**GIVEN PASSAGE**
Memory-Efficient Streaming¶

For processing very large datasets (like all 96,538+ cases), memory-efficient streaming prevents memory exhaustion while maintaining performance.

Streaming with Progress Tracking¶

class StreamingParliamentaryAPI:
    def __init__(self, batch_size: int = 1000):
        self.base_url = "https://oda.ft.dk/api"
        self.max_page_size = 100
        self.batch_size = batch_size  # Process in batches to manage memory

    def stream_with_progress(self, entity_name: str, 
                           processor_func,
                           progress_callback=None,
                           **kwargs):
        """
        Stream records with progress tracking and batch processing.

        Args:
            entity_name: API entity name
            processor_func: Function to process each record
            progress_callback: Function called with (current, total, percent)
            **kwargs: OData parameters
        """
        # Get total count for progress tracking
        total_count = self._get_total_count(entity_name, kwargs.get('$filter'))

        if progress_callback:
            progress_callback(0, total_count, 0.0)

**EXERCISE DESCRIPTION**
Please repeat the memory-efficient streaming text word for word, starting with "Memory-Efficient Streaming¶" and going on through "while maintaining performance.".

**EXTRACTED INFORMATION**
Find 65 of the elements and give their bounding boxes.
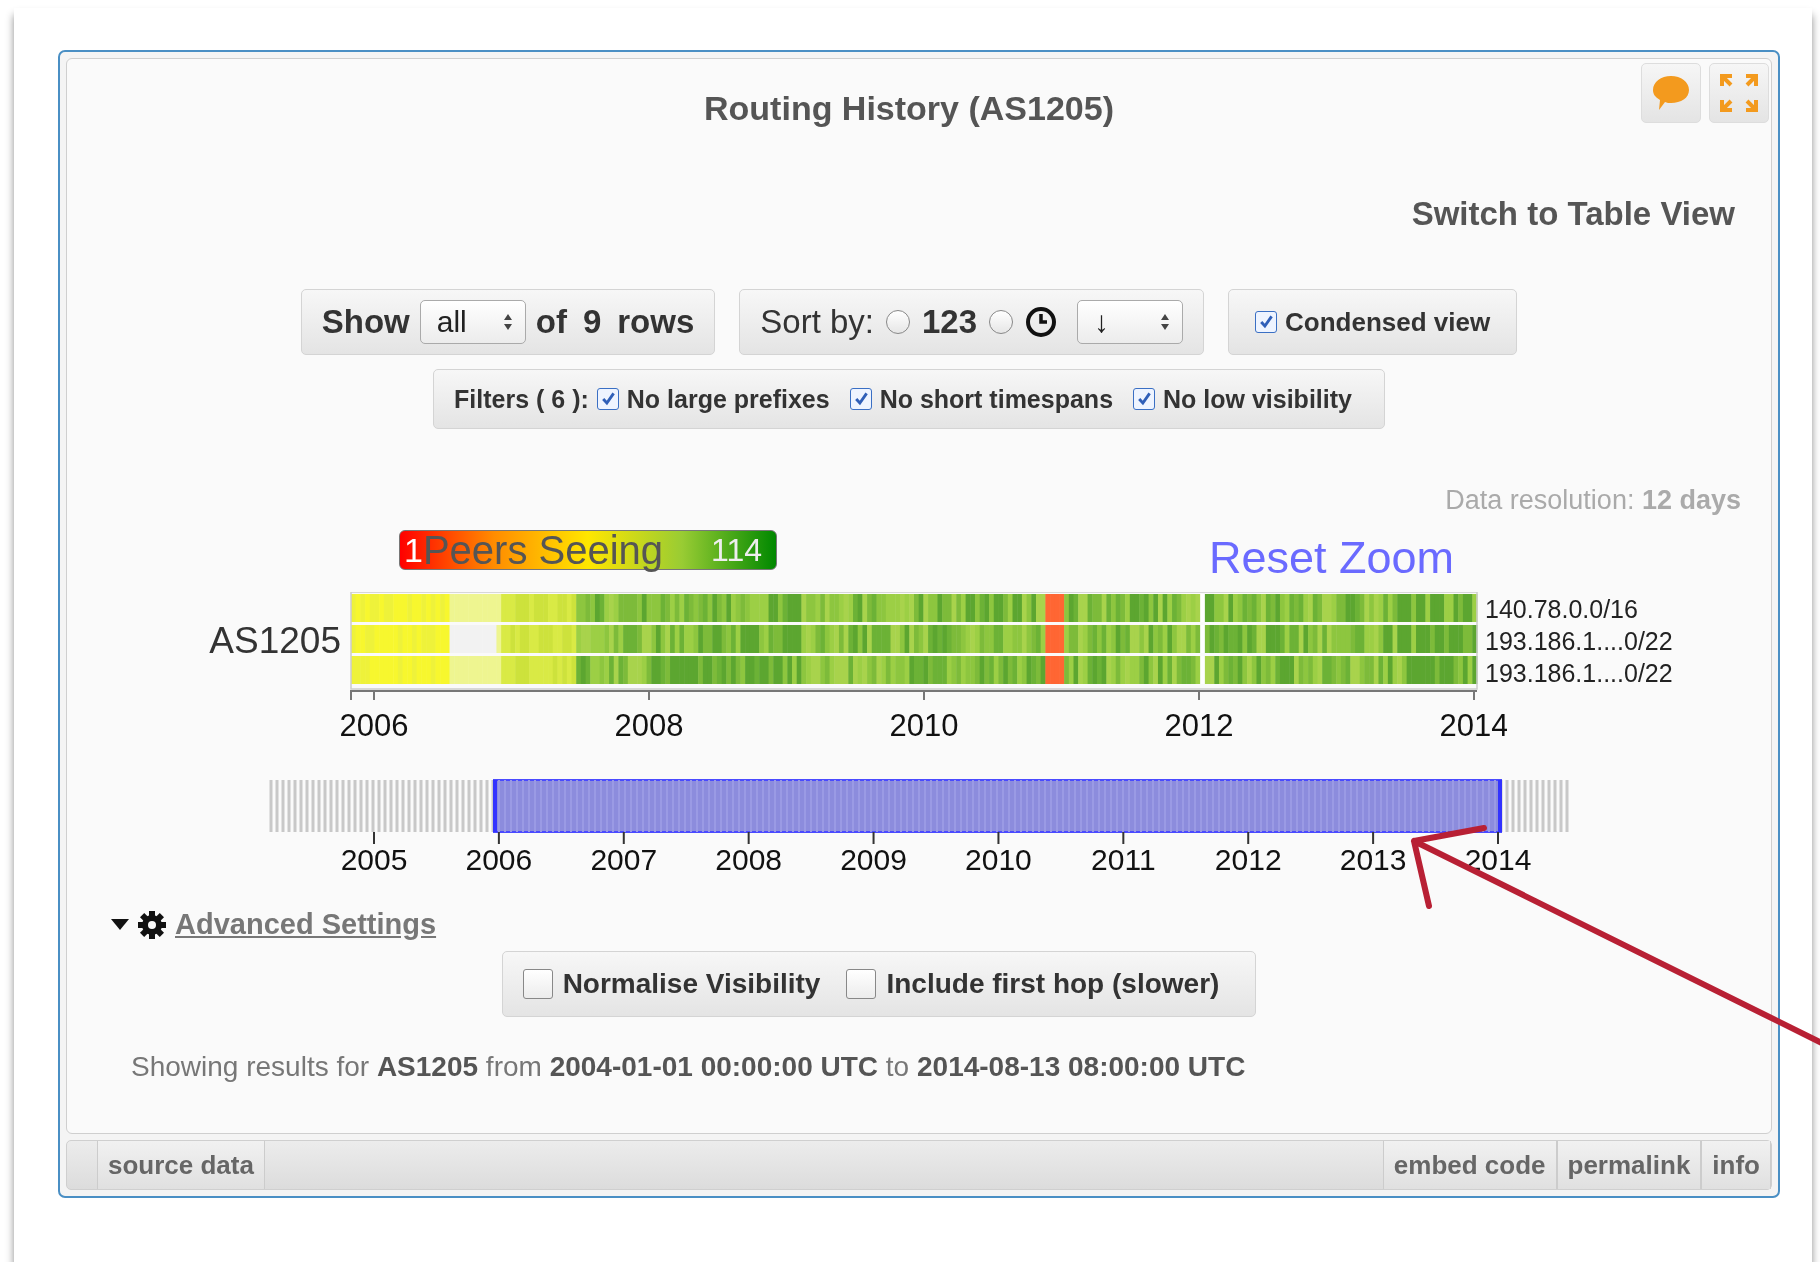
condensed-view-label: Condensed view [1285,306,1491,338]
prefix-label: 193.186.1....0/22 [1485,626,1673,657]
of-label: of [535,303,567,341]
legend-min: 1 [404,530,423,570]
tick-label: 2012 [1164,708,1234,743]
filters-label: Filters ( 6 ): [454,384,589,414]
rows-select[interactable]: all [419,300,526,344]
rows-label: rows [617,303,695,341]
show-label: Show [321,303,410,341]
tick-label: 2006 [465,843,533,876]
checkbox[interactable] [846,969,877,999]
footer-button[interactable]: permalink [1556,1141,1702,1189]
stepper-icon [1160,313,1171,331]
numeric-sort-label: 123 [922,303,978,341]
widget-title: Routing History (AS1205) [704,89,1114,128]
legend-title: Peers Seeing [422,527,664,573]
checkbox[interactable] [1255,311,1278,333]
filter-label: No short timespans [879,384,1114,414]
gear-icon [137,909,167,940]
footer-button[interactable]: embed code [1382,1141,1557,1189]
caret-icon[interactable] [111,918,129,931]
speech-bubble-icon [1651,74,1691,112]
advanced-settings-link[interactable]: Advanced Settings [175,908,437,941]
row-count: 9 [582,303,602,341]
summary-text: Showing results for AS1205 from 2004-01-01 00:00:00 UTC to 2014-08-13 08:00:00 UTC [131,1051,1247,1083]
checkbox[interactable] [522,969,553,999]
tick-label: 2013 [1339,843,1407,876]
tick-label: 2006 [339,708,409,743]
tick-label: 2008 [614,708,684,743]
direction-select[interactable]: ↓ [1077,300,1184,344]
tick-label: 2014 [1439,708,1507,743]
checkbox[interactable] [849,388,872,410]
resolution-label: Data resolution: [1445,485,1636,515]
resolution-value: 12 days [1641,485,1741,515]
footer-button[interactable]: source data [97,1141,265,1189]
tick-label: 2011 [1091,843,1156,876]
filter-label: No large prefixes [626,384,830,414]
legend-max: 114 [711,531,762,569]
check-icon [1136,391,1153,407]
radio-button[interactable] [886,310,910,334]
table-view-link[interactable]: Switch to Table View [1411,195,1735,233]
option-label: Normalise Visibility [562,968,821,1000]
expand-icon [1719,73,1759,113]
tick-label: 2010 [965,843,1032,876]
radio-button[interactable] [989,310,1014,334]
tick-label: 2012 [1214,843,1282,876]
checkbox[interactable] [1133,388,1156,410]
prefix-label: 140.78.0.0/16 [1485,594,1639,625]
sort-label: Sort by: [760,303,874,341]
filter-label: No low visibility [1163,384,1352,414]
option-label: Include first hop (slower) [886,968,1220,1000]
prefix-label: 193.186.1....0/22 [1485,658,1673,689]
footer-button[interactable]: info [1701,1141,1771,1189]
clock-icon [1025,306,1058,338]
group-label: AS1205 [208,620,342,662]
check-icon [1258,314,1275,330]
navigator-drawing[interactable] [269,778,1569,834]
tick-label: 2010 [889,708,959,743]
tick-label: 2007 [590,843,658,876]
tick-label: 2005 [340,843,408,876]
stepper-icon [502,313,513,331]
reset-zoom-button[interactable]: Reset Zoom [1209,532,1455,584]
tick-label: 2008 [715,843,783,876]
checkbox[interactable] [596,388,619,410]
tick-label: 2009 [840,843,907,876]
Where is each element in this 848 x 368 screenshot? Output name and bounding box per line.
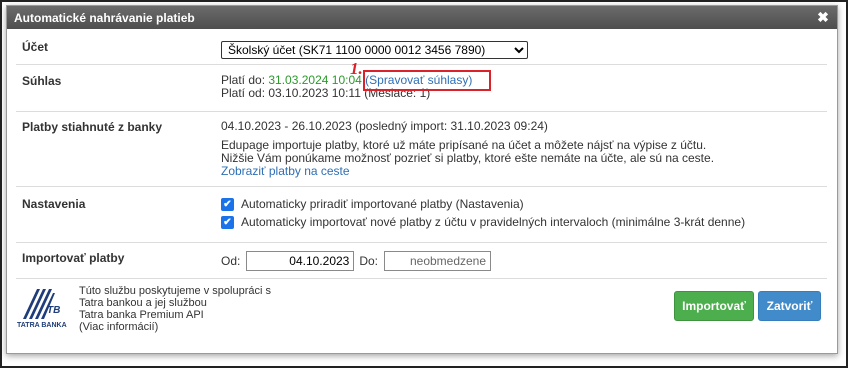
settings-content: ✔ Automaticky priradiť importované platb… bbox=[221, 195, 745, 231]
consent-label: Súhlas bbox=[22, 74, 62, 88]
downloaded-content: 04.10.2023 - 26.10.2023 (posledný import… bbox=[221, 120, 714, 178]
dialog-title: Automatické nahrávanie platieb bbox=[14, 10, 195, 25]
downloaded-payments-row: Platby stiahnuté z banky 04.10.2023 - 26… bbox=[16, 112, 827, 187]
import-button[interactable]: Importovať bbox=[674, 291, 754, 321]
settings-label: Nastavenia bbox=[22, 197, 86, 211]
setting-auto-import-label: Automaticky importovať nové platby z účt… bbox=[241, 215, 746, 229]
valid-to-date: 31.03.2024 10:04 bbox=[268, 73, 362, 87]
account-select[interactable]: Školský účet (SK71 1100 0000 0012 3456 7… bbox=[221, 41, 528, 59]
footer-info-line-2: Tatra bankou a jej službou bbox=[79, 297, 207, 309]
logo-text: TATRA BANKA bbox=[17, 322, 67, 329]
footer-info-line-1: Túto službu poskytujeme v spolupráci s bbox=[79, 285, 271, 297]
import-payments-label: Importovať platby bbox=[22, 251, 125, 265]
valid-to-prefix: Platí do: bbox=[221, 73, 266, 87]
dialog-footer: TB TATRA BANKA Túto službu poskytujeme v… bbox=[16, 285, 827, 345]
annotation-number: 1. bbox=[350, 59, 363, 78]
show-payments-on-way-link[interactable]: Zobraziť platby na ceste bbox=[221, 164, 350, 178]
import-payments-row: Importovať platby Od: Do: bbox=[16, 243, 827, 279]
dialog-titlebar: Automatické nahrávanie platieb ✖ bbox=[7, 6, 837, 29]
import-range: 04.10.2023 - 26.10.2023 (posledný import… bbox=[221, 119, 548, 133]
close-button[interactable]: Zatvoriť bbox=[758, 291, 821, 321]
account-label: Účet bbox=[22, 40, 49, 54]
logo-mark: TB bbox=[47, 305, 61, 316]
to-label: Do: bbox=[359, 254, 379, 268]
footer-info-more-link[interactable]: (Viac informácií) bbox=[79, 321, 271, 333]
to-date-input[interactable] bbox=[384, 251, 492, 271]
auto-payment-import-dialog: Automatické nahrávanie platieb ✖ Účet Šk… bbox=[6, 5, 838, 354]
import-dates: Od: Do: bbox=[221, 251, 492, 271]
tatra-banka-logo: TB TATRA BANKA bbox=[17, 285, 67, 339]
setting-auto-assign-label: Automaticky priradiť importované platby … bbox=[241, 197, 524, 211]
close-icon[interactable]: ✖ bbox=[815, 9, 831, 25]
annotation-highlight-box bbox=[363, 70, 491, 91]
setting-auto-assign[interactable]: ✔ Automaticky priradiť importované platb… bbox=[221, 195, 745, 213]
account-select-wrapper: Školský účet (SK71 1100 0000 0012 3456 7… bbox=[221, 41, 528, 59]
footer-info: Túto službu poskytujeme v spolupráci s T… bbox=[79, 285, 271, 333]
settings-row: Nastavenia ✔ Automaticky priradiť import… bbox=[16, 187, 827, 243]
setting-auto-import[interactable]: ✔ Automaticky importovať nové platby z ú… bbox=[221, 213, 745, 231]
from-date-input[interactable] bbox=[246, 251, 355, 271]
checkbox-checked-icon[interactable]: ✔ bbox=[221, 197, 234, 211]
checkbox-checked-icon[interactable]: ✔ bbox=[221, 215, 234, 229]
account-row: Účet Školský účet (SK71 1100 0000 0012 3… bbox=[16, 29, 827, 65]
footer-info-line-3: Tatra banka Premium API bbox=[79, 309, 204, 321]
downloaded-label: Platby stiahnuté z banky bbox=[22, 120, 163, 134]
consent-row: Súhlas Platí do: 31.03.2024 10:04 (Sprav… bbox=[16, 59, 827, 112]
from-label: Od: bbox=[221, 254, 241, 268]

**SOLUTION FOR THIS TASK**
Memory-Efficient Streaming¶

For processing very large datasets (like all 96,538+ cases), memory-efficient streaming prevents memory exhaustion while maintaining performance.